Every line of the data that contains the string "alla" must be copied.

___ DATA TO PROCESS ___

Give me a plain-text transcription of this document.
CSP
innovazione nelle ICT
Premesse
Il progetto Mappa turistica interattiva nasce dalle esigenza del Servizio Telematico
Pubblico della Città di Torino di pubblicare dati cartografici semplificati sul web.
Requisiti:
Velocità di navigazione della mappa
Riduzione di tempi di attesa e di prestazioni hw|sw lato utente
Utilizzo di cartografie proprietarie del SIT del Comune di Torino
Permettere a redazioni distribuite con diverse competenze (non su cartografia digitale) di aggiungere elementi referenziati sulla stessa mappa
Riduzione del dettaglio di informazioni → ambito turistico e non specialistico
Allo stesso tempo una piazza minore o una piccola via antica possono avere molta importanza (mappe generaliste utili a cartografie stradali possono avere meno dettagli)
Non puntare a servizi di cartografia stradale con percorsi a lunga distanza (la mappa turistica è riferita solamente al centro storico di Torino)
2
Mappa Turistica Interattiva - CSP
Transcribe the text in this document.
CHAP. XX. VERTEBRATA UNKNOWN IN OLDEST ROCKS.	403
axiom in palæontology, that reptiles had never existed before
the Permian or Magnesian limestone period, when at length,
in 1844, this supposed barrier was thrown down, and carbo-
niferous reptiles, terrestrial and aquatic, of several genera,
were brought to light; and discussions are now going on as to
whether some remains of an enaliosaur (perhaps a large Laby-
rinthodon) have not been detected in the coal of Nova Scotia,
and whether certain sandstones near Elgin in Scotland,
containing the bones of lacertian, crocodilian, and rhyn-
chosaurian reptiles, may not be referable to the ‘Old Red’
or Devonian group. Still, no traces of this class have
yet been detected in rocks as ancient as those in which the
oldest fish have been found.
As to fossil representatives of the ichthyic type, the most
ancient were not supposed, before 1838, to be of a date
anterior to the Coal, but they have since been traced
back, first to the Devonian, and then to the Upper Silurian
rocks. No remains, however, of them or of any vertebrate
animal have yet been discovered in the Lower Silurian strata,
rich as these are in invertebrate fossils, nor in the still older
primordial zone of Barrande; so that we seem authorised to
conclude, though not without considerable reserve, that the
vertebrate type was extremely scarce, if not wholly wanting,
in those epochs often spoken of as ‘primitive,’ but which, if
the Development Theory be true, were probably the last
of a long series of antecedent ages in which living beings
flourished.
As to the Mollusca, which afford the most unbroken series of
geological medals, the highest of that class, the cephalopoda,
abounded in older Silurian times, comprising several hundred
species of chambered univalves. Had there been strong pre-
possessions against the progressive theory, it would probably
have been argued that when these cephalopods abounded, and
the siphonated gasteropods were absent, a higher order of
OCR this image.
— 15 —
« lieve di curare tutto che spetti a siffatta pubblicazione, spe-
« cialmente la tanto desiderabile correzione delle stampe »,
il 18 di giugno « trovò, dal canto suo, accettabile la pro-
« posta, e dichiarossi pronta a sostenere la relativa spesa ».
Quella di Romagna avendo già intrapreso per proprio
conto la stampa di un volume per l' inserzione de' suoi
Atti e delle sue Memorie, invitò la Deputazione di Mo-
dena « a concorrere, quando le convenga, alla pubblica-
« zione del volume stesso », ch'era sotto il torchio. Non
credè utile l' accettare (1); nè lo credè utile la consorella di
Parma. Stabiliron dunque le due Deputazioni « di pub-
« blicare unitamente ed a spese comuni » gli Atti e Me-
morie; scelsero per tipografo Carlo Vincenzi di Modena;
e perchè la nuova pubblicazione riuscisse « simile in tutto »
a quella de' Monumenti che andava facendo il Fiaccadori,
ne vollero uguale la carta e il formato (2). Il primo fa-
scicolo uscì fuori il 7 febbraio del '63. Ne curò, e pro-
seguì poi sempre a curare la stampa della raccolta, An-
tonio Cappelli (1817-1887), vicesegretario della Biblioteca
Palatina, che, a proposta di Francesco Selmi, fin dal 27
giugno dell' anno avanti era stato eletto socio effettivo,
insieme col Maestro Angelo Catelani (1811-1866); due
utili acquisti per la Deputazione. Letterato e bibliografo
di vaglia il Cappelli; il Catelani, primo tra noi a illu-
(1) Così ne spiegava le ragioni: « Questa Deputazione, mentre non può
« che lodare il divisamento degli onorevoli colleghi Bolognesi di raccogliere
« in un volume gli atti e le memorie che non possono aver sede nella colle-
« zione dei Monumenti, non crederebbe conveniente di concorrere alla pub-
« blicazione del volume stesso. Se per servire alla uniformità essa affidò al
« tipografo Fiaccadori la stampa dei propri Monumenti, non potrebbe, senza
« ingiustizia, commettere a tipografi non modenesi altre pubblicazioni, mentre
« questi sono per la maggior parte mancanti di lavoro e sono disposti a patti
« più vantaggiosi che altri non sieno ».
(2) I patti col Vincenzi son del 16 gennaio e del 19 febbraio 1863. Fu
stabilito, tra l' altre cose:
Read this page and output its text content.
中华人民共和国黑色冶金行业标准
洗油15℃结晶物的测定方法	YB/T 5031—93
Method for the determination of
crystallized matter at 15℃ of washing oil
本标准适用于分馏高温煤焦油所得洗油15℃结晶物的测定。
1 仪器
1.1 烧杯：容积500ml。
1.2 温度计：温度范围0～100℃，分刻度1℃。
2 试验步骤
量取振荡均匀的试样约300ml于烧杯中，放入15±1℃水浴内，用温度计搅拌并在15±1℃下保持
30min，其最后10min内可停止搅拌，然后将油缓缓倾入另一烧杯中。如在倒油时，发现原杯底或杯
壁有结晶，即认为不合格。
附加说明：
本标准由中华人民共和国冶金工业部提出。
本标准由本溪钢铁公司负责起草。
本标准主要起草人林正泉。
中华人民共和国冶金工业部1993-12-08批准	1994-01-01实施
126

___

__THE REPLY__.
dena « a concorrere, quando le convenga, alla pubblica-
« zione dei Monumenti, non crederebbe conveniente di concorrere alla pub-
« blicazione del volume stesso. Se per servire alla uniformità essa affidò al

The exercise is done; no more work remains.